→ **WRITTEN INSTRUCTION A**
Print these lines from the listing unchanged, beginning at the line that has "data-label-villegats: 121 (466, 375, 488, 389)" and stopping after the line that has "logo-letter: i (680, 489, 691, 520)".

According to one exemplary embodiment, one of the reinforcement ribs are intersected by a trough-hole, extending through the flange of the cable spool. Such a through-hole may e.g. serve as a drive hole when said cable spool is utilized in a winding machine.
According to one exemplary embodiment, said through-hole is surrounded by a second inner wall, wherein said second inner wall has the same height as the reinforcement rib the trough-hole intersects.
According to one exemplary embodiment, the outer wall extends along the entire circumference of the cap. An un-interrupted outer wall gives better strength and stability of the cap, as compared to an embodiment in which the outer wall is not provided along the entire circumference of the cap.
According to one exemplary embodiment, the inner wall extends along the entire centrally provided through-hole.
According to one exemplary embodiment, the cap is provided with four integral attachment means.
According to one exemplary embodiment, the rotational lock is a separate component from the integral attachment means. Hence, according to this exemplary embodiment, at least one specific integral attachment means is provided and at least one specific rotational lock is provided.
According to one exemplary embodiment, the distance between the rotational lock and the center of the through-hole of the cap is between 5 and 9 cm, more preferably 6 and 8 cm and most preferably 6.5 and 7.5 cm. These distances have proven to be beneficial as they provides both good rotational locking while at the same time fits at the flange of the cable spool without compromising other features provided thereon.

→ **WRITTEN INSTRUCTION B**
Carry on the passage about the cable spool cap from the point where it stops.

[Element and coordinate records]
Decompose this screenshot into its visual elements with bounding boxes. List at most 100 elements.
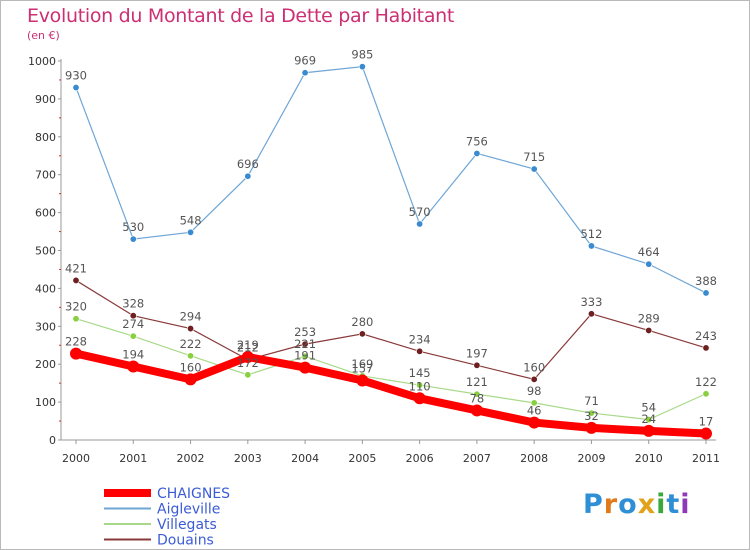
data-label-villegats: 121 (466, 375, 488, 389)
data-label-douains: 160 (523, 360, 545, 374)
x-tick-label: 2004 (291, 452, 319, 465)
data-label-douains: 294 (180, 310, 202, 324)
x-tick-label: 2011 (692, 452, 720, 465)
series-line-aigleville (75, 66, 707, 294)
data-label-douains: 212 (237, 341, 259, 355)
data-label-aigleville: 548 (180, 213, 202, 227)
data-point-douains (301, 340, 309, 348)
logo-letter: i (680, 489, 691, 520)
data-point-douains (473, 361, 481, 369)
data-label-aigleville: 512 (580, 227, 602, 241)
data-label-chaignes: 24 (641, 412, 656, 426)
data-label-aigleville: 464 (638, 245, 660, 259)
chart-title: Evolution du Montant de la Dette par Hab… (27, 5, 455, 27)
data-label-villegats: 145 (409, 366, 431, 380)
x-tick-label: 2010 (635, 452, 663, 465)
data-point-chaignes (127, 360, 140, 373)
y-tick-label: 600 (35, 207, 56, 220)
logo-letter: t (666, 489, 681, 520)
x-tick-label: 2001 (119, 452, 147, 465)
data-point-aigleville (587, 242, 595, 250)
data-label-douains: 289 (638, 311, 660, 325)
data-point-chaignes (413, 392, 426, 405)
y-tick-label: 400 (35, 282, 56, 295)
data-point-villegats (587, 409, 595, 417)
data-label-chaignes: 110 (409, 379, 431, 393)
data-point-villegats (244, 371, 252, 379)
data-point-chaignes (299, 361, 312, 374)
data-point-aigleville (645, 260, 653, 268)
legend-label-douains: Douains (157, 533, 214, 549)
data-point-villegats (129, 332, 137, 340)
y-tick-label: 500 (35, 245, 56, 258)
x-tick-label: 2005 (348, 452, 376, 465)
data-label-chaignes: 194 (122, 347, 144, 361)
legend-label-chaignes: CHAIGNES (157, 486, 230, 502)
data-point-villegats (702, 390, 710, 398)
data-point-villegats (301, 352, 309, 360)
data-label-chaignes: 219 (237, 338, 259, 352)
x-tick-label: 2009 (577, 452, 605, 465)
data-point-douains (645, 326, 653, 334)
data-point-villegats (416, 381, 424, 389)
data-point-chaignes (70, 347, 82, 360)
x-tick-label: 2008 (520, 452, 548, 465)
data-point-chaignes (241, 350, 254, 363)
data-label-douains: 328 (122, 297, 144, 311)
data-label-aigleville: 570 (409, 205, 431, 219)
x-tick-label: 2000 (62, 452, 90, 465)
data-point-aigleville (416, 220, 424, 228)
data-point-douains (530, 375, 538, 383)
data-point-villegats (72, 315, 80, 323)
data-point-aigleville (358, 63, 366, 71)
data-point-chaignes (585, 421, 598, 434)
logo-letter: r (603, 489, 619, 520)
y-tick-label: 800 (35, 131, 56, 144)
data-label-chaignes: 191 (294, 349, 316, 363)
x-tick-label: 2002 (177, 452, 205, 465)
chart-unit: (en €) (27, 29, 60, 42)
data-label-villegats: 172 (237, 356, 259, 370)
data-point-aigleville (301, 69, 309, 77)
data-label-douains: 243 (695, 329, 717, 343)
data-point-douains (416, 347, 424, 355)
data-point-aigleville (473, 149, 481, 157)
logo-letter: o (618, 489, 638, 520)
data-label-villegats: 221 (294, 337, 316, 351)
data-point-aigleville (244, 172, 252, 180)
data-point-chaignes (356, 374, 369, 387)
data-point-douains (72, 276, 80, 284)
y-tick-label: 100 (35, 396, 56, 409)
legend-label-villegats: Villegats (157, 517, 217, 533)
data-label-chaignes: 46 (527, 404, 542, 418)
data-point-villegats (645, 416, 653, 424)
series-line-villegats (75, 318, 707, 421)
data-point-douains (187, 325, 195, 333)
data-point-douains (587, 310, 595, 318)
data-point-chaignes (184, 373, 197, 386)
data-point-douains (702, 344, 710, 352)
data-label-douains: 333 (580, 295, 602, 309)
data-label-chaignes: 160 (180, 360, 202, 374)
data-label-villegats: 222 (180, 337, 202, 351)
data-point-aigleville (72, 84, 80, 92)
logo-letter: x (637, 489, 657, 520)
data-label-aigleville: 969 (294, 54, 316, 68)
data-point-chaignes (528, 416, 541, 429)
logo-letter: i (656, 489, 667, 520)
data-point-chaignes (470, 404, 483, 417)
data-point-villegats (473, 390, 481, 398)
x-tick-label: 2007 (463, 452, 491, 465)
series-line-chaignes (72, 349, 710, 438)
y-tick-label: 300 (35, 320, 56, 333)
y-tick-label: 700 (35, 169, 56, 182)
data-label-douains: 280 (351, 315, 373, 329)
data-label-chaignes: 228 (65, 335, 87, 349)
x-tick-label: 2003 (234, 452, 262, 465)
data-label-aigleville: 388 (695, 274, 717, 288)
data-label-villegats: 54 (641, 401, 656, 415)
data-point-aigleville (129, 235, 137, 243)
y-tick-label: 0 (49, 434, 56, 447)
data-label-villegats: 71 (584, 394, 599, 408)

→ **OUTPUT A**
data-label-villegats: 121 (466, 375, 488, 389)
data-label-douains: 160 (523, 360, 545, 374)
x-tick-label: 2004 (291, 452, 319, 465)
data-label-douains: 294 (180, 310, 202, 324)
x-tick-label: 2011 (692, 452, 720, 465)
series-line-aigleville (75, 66, 707, 294)
data-label-douains: 212 (237, 341, 259, 355)
data-label-aigleville: 548 (180, 213, 202, 227)
data-point-douains (301, 340, 309, 348)
logo-letter: i (680, 489, 691, 520)

→ **OUTPUT B**
According to one exemplary embodiment, the cap is provided with two rotational locks, provided on a respective flange at diametrically opposed sides of said cap. Providing two rotational locks gives even better protection against undesired rotation of the cap in relation to the cable spool.
According to one exemplary embodiment, the distance between each one of the rotational locks and the center of the through-hole of the cap is between 5 and 9 cm, more preferably 6 and 8 cm and most preferably 6.5 and 7.5 cm.
According to one exemplary embodiment, the cap has a generally circular outline, and is provided with two diametrically opposed concave recesses. The recesses extend in a plane perpendicular to the front and back side of the cap. Hence, when the cap is viewed from e.g. its front side, the recesses extend towards the center of cap. The purpose of the concave recesses is to provide start holes for the cable spool. Hence, the concave recesses are to be aligned with through-holes of the flange of the cable spool. With these concave recesses, which have the outer wall extending along the circumference thereof, the start holes of the cable spool are reinforced. This provides for a stronger and more durable cable spool.
With generally circular outline is meant to understand the cap, excluding the one or two flanges on which rotational locks are provided, in the embodiments where such flanges are present.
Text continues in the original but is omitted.